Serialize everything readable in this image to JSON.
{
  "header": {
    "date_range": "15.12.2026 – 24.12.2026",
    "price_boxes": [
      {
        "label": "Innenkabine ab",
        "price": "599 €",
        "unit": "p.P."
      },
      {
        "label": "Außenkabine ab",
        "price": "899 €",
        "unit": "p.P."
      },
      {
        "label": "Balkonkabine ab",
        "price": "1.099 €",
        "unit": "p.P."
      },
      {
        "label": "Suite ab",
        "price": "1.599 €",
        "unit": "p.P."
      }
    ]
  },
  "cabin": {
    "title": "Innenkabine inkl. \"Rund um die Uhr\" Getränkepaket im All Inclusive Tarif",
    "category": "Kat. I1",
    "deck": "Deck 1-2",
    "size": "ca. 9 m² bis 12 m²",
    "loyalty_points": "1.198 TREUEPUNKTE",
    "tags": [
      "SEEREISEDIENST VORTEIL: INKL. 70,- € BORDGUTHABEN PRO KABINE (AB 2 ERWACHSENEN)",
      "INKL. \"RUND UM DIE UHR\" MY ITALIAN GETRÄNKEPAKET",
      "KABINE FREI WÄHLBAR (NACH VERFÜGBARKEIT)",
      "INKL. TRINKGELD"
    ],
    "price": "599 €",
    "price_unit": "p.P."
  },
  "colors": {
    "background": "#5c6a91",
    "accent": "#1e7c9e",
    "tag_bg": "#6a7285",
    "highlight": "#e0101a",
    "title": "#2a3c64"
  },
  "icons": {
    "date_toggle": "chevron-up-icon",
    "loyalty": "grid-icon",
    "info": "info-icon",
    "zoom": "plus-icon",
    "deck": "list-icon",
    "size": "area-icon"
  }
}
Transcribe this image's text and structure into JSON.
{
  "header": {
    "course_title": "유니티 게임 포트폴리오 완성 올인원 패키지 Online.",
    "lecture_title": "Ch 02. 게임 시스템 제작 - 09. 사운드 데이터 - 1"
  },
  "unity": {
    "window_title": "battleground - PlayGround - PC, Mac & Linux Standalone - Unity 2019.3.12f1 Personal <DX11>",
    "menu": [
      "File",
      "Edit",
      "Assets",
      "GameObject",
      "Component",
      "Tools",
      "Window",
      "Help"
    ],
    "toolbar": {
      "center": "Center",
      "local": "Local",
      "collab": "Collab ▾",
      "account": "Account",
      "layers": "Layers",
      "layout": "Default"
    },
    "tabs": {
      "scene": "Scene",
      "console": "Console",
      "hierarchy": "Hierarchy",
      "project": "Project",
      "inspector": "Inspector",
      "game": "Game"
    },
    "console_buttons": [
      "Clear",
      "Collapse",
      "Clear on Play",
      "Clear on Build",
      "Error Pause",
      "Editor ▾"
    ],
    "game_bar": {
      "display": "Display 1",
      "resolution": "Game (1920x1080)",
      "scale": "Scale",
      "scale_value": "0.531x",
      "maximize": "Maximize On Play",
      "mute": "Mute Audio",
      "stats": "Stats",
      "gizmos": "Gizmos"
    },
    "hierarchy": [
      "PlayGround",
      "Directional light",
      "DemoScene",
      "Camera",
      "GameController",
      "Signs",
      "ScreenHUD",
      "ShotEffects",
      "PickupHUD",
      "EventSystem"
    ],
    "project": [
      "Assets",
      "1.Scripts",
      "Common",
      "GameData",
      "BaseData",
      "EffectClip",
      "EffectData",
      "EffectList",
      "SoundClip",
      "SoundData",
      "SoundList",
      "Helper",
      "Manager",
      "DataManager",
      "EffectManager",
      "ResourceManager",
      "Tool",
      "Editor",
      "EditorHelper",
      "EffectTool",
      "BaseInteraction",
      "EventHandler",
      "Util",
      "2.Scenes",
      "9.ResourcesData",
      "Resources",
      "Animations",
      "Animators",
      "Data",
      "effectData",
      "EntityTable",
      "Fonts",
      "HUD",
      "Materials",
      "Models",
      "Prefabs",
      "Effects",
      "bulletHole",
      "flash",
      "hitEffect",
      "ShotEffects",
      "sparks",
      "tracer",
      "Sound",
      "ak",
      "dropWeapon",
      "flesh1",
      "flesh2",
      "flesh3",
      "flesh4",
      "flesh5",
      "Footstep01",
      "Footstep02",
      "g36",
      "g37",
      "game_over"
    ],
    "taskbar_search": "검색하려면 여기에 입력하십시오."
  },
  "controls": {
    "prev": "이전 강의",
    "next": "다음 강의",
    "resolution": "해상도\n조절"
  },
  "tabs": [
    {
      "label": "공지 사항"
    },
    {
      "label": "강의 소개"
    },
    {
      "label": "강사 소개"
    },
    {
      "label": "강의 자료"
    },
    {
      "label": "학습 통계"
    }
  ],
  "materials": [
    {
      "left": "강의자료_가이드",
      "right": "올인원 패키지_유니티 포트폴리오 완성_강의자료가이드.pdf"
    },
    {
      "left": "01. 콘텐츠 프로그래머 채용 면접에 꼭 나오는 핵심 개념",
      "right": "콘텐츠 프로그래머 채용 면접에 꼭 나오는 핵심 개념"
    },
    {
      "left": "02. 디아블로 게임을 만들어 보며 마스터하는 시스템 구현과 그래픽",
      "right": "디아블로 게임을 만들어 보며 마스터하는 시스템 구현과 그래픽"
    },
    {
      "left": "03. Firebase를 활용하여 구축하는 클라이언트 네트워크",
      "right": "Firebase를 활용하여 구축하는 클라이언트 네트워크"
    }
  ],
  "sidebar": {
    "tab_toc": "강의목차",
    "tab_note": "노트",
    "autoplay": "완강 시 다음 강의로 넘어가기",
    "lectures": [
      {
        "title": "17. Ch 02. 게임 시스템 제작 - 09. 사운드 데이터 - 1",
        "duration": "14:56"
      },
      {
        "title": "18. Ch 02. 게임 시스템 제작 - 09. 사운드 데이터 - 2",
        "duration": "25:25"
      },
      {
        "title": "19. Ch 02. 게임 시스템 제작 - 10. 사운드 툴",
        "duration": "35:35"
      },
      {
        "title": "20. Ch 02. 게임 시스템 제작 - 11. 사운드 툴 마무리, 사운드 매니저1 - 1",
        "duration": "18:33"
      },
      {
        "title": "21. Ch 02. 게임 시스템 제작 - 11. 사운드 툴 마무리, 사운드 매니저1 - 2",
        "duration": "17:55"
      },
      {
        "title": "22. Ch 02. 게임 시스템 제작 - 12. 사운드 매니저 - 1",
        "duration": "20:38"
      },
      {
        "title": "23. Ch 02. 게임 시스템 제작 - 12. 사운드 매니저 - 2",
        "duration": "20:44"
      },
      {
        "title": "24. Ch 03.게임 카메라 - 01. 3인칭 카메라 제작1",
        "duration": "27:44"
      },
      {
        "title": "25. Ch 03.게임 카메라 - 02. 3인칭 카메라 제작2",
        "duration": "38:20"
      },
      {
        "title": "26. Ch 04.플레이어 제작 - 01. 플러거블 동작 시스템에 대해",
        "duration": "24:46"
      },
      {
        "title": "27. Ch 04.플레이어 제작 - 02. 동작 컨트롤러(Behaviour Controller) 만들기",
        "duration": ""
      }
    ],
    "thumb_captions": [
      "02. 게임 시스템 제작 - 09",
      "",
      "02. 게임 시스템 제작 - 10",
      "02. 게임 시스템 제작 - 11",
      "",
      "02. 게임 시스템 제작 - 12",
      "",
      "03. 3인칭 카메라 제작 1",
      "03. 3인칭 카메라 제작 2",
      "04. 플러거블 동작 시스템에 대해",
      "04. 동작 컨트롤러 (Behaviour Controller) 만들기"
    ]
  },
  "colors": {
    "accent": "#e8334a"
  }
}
================================
TASK DIRECTIONS:
Using the material above, gather every line that includes "Innenkabine".

RESPONSE TO THIS EXERCISE:
        "label": "Innenkabine ab",
    "title": "Innenkabine inkl. \"Rund um die Uhr\" Getränkepaket im All Inclusive Tarif",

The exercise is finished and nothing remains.